Rows from a figure dataset
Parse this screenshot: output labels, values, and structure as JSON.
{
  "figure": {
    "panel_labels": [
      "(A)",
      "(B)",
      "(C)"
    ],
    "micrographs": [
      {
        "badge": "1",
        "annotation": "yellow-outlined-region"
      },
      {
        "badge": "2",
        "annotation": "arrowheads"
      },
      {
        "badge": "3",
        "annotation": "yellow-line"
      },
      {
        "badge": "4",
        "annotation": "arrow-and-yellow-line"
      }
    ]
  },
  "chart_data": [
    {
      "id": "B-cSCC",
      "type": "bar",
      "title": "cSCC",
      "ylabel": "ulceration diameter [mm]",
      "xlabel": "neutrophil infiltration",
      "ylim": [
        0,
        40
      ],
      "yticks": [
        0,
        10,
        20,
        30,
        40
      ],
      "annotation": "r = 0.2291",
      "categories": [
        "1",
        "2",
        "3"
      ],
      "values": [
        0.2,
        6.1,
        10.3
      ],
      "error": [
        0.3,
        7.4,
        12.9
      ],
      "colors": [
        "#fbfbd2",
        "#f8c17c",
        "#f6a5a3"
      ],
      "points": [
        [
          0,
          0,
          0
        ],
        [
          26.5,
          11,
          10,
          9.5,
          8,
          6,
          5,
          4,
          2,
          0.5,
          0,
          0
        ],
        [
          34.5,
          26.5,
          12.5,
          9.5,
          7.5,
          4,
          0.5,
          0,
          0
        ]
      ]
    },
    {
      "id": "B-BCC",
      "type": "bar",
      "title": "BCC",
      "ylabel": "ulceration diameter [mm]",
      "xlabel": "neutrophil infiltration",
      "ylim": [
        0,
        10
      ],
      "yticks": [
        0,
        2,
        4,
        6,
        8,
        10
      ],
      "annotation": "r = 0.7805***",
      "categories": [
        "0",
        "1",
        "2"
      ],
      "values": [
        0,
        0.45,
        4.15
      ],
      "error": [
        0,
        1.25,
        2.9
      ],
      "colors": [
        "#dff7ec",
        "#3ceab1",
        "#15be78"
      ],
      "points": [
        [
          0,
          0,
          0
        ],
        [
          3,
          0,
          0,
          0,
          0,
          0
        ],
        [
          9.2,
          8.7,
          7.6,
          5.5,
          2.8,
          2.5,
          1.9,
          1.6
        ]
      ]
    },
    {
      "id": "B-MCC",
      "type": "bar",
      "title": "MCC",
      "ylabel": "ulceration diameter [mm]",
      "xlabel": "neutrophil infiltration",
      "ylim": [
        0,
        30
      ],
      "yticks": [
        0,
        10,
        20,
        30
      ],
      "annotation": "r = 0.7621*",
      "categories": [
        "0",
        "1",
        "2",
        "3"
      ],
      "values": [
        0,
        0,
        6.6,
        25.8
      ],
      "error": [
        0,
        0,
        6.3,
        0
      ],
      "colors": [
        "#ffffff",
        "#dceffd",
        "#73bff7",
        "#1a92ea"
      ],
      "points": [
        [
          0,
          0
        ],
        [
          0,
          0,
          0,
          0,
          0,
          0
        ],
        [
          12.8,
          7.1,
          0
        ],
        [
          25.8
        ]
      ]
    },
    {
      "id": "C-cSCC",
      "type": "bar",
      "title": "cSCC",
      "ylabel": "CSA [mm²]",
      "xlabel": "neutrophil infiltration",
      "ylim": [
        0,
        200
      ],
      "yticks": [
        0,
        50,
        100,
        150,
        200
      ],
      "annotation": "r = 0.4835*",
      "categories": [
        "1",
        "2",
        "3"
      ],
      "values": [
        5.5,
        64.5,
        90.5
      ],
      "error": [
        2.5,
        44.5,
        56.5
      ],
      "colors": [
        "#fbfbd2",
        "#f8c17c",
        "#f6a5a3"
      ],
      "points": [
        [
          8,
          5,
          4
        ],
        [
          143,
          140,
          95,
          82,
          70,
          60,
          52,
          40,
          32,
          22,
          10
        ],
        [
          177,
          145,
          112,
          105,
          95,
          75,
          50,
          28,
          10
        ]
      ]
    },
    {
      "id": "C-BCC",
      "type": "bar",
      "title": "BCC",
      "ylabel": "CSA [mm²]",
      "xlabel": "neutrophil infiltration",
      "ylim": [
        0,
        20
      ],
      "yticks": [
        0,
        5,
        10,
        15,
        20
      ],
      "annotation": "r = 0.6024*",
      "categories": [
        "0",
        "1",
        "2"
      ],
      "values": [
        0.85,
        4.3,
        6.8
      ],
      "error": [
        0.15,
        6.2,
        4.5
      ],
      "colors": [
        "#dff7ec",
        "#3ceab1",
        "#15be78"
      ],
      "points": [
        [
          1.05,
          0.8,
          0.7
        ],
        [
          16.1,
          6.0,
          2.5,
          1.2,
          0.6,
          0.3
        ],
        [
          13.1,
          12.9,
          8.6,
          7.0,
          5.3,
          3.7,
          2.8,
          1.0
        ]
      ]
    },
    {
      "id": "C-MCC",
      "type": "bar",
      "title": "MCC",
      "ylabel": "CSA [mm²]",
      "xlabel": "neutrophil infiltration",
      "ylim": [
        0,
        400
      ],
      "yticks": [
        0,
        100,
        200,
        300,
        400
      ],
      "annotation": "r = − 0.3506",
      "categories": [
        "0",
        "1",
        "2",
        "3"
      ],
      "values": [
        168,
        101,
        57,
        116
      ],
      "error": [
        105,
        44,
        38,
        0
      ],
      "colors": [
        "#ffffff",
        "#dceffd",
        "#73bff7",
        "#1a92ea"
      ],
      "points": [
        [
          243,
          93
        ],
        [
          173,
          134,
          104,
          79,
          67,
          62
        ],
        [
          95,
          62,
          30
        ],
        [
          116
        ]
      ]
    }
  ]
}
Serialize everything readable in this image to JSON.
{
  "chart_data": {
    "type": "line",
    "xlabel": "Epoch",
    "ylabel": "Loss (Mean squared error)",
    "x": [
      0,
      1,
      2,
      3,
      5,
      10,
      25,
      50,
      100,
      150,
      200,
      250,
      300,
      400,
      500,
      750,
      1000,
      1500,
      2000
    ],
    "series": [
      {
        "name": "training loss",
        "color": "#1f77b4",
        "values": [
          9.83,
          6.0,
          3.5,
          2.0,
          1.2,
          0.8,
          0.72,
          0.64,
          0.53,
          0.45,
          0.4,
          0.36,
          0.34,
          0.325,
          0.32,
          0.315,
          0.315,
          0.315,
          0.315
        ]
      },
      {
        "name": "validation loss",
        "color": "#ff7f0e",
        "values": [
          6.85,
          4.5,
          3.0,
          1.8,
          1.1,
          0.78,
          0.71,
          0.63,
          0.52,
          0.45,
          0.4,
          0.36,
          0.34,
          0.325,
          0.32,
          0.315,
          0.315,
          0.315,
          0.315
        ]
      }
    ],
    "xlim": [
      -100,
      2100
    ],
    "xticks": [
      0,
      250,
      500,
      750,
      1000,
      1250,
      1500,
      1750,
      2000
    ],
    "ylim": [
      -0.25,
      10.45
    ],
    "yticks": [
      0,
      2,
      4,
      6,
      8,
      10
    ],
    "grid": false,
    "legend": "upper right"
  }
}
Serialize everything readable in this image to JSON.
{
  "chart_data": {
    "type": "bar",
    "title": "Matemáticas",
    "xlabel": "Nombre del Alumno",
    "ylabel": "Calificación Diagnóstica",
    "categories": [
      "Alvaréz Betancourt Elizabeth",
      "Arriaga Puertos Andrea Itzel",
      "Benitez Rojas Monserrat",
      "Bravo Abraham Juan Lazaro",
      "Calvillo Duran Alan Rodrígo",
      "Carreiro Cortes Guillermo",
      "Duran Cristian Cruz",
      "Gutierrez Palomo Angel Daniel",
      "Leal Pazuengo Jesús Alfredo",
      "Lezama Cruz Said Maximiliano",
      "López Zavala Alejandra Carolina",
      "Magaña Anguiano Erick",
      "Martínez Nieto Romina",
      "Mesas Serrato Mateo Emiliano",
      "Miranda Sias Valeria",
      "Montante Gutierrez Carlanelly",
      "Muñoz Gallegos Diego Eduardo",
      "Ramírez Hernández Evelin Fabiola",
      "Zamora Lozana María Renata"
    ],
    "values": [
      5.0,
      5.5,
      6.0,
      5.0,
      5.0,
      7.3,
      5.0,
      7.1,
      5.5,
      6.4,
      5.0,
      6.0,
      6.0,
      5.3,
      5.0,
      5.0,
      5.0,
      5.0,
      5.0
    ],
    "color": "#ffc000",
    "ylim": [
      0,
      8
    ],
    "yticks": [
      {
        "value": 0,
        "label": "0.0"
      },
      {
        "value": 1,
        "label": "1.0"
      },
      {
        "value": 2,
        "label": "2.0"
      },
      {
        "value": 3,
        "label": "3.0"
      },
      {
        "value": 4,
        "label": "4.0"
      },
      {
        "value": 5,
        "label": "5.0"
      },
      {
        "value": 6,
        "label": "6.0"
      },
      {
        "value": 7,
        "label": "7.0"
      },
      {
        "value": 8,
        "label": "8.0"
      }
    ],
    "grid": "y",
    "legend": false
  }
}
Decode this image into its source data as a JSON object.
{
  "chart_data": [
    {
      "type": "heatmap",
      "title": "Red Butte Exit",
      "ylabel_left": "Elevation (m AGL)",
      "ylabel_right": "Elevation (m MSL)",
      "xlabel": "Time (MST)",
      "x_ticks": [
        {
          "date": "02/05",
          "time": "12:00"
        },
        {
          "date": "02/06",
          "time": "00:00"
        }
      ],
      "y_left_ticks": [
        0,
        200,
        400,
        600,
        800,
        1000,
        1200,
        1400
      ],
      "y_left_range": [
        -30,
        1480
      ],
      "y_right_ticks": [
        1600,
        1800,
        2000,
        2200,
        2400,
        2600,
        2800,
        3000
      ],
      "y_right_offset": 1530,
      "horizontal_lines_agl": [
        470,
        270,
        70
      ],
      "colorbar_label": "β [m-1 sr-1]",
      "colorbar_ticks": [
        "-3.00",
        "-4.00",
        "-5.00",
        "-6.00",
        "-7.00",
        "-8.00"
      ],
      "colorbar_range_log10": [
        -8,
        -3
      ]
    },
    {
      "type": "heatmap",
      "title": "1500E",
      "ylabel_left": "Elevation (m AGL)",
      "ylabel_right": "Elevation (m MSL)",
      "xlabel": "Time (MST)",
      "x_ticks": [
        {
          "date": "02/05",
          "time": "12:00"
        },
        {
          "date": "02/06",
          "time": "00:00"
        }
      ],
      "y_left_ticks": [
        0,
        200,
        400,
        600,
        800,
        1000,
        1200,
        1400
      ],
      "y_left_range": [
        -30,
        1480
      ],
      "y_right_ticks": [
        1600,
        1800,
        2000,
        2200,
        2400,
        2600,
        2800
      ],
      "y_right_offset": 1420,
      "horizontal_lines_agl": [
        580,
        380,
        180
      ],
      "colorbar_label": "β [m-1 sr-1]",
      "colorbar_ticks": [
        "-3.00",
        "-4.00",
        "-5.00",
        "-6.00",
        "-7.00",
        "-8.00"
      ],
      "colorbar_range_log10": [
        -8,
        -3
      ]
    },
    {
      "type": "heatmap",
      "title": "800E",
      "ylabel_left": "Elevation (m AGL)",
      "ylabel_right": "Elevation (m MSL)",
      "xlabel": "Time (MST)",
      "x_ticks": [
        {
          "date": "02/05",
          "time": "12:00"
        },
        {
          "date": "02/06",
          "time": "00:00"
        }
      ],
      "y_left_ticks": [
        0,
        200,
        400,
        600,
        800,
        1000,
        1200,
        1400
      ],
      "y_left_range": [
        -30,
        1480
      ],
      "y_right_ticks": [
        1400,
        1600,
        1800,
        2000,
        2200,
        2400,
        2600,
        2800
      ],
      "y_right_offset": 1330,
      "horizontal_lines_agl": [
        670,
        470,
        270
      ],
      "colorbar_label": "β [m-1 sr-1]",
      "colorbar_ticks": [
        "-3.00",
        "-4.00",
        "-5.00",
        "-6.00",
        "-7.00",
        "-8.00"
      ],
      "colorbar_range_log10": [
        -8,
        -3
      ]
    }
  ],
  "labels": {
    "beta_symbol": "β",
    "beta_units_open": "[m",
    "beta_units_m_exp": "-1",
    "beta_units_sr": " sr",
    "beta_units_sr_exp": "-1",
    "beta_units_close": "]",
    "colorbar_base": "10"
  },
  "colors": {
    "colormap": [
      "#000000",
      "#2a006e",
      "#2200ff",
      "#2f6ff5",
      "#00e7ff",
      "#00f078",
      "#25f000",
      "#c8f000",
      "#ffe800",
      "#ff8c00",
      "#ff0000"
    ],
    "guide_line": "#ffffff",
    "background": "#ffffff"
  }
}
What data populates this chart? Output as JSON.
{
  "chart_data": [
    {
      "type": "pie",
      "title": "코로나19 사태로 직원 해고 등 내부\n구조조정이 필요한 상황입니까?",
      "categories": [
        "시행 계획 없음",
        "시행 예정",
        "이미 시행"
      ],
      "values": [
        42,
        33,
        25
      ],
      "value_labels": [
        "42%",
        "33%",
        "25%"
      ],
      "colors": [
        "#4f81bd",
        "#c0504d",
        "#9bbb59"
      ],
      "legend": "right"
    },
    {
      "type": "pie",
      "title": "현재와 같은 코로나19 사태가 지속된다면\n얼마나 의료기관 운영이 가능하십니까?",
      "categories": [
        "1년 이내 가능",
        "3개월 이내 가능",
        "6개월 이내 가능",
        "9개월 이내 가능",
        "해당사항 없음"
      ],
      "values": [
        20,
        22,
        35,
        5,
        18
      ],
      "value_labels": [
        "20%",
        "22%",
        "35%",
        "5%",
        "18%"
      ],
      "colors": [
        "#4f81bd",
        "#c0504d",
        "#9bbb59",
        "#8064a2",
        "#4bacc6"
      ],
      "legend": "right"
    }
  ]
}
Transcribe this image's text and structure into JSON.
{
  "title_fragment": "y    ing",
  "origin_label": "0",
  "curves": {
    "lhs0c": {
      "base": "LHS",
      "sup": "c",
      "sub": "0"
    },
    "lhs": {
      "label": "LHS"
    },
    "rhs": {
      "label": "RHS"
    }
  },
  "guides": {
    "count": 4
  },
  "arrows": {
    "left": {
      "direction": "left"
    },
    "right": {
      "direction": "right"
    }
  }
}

§ **Task instructions**: Repeat exactly, and only, the lines of the records above, starting with the line that contains "Transcribe this image's" and ending with the final line, both included.

§ **The solution**:
Transcribe this image's text and structure into JSON.
{
  "title_fragment": "y    ing",
  "origin_label": "0",
  "curves": {
    "lhs0c": {
      "base": "LHS",
      "sup": "c",
      "sub": "0"
    },
    "lhs": {
      "label": "LHS"
    },
    "rhs": {
      "label": "RHS"
    }
  },
  "guides": {
    "count": 4
  },
  "arrows": {
    "left": {
      "direction": "left"
    },
    "right": {
      "direction": "right"
    }
  }
}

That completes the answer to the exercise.